§ Exercise description
Read the records and gather each line that includes "What".

* BEGIN Recorded information *

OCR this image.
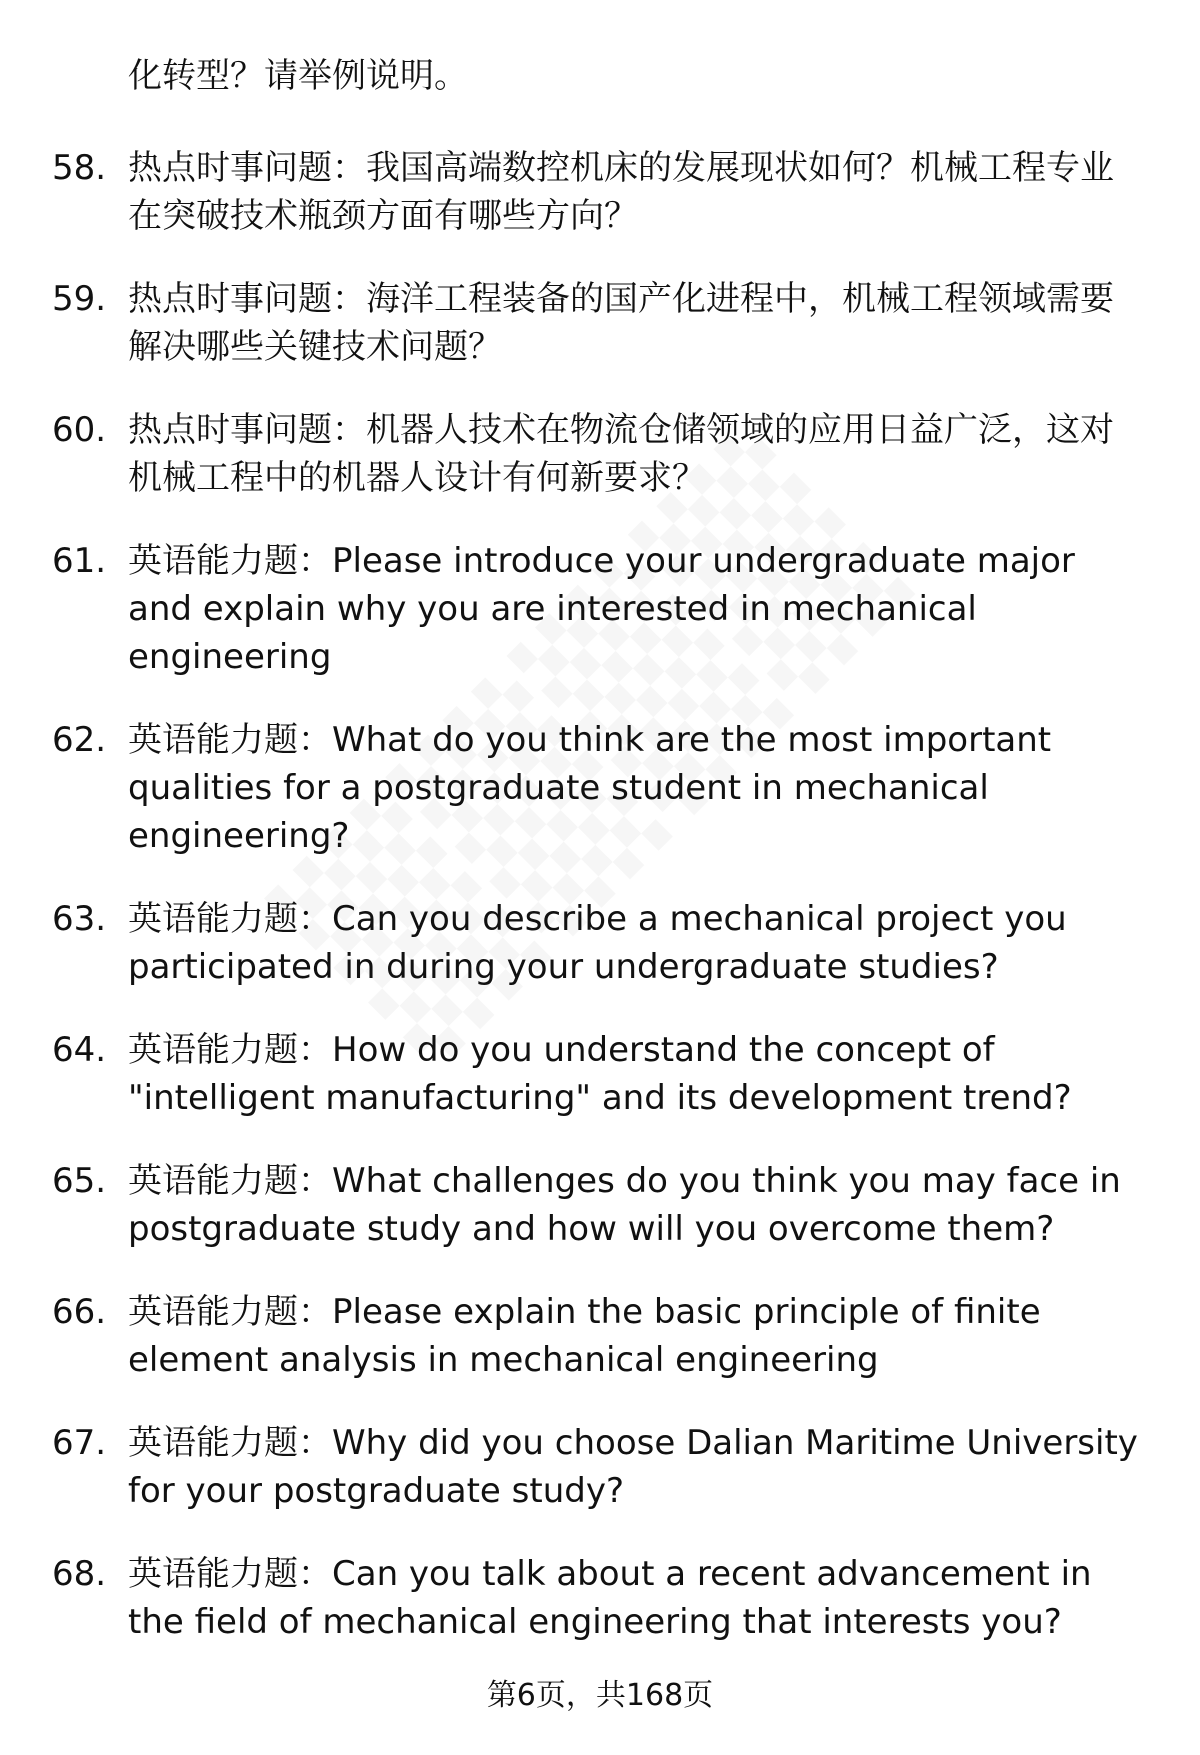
化转型？请举例说明。
58. 热点时事问题：我国高端数控机床的发展现状如何？机械工程专业在突破技术瓶颈方面有哪些方向？
59. 热点时事问题：海洋工程装备的国产化进程中，机械工程领域需要解决哪些关键技术问题？
60. 热点时事问题：机器人技术在物流仓储领域的应用日益广泛，这对机械工程中的机器人设计有何新要求？
61. 英语能力题：Please introduce your undergraduate major and explain why you are interested in mechanical engineering
62. 英语能力题：What do you think are the most important qualities for a postgraduate student in mechanical engineering?
63. 英语能力题：Can you describe a mechanical project you participated in during your undergraduate studies?
64. 英语能力题：How do you understand the concept of "intelligent manufacturing" and its development trend?
65. 英语能力题：What challenges do you think you may face in postgraduate study and how will you overcome them?
66. 英语能力题：Please explain the basic principle of finite element analysis in mechanical engineering
67. 英语能力题：Why did you choose Dalian Maritime University for your postgraduate study?
68. 英语能力题：Can you talk about a recent advancement in the field of mechanical engineering that interests you?
第6页，共168页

* END Recorded information *

§ The response
62. 英语能力题：What do you think are the most important qualities for a postgraduate student in mechanical engineering?
65. 英语能力题：What challenges do you think you may face in postgraduate study and how will you overcome them?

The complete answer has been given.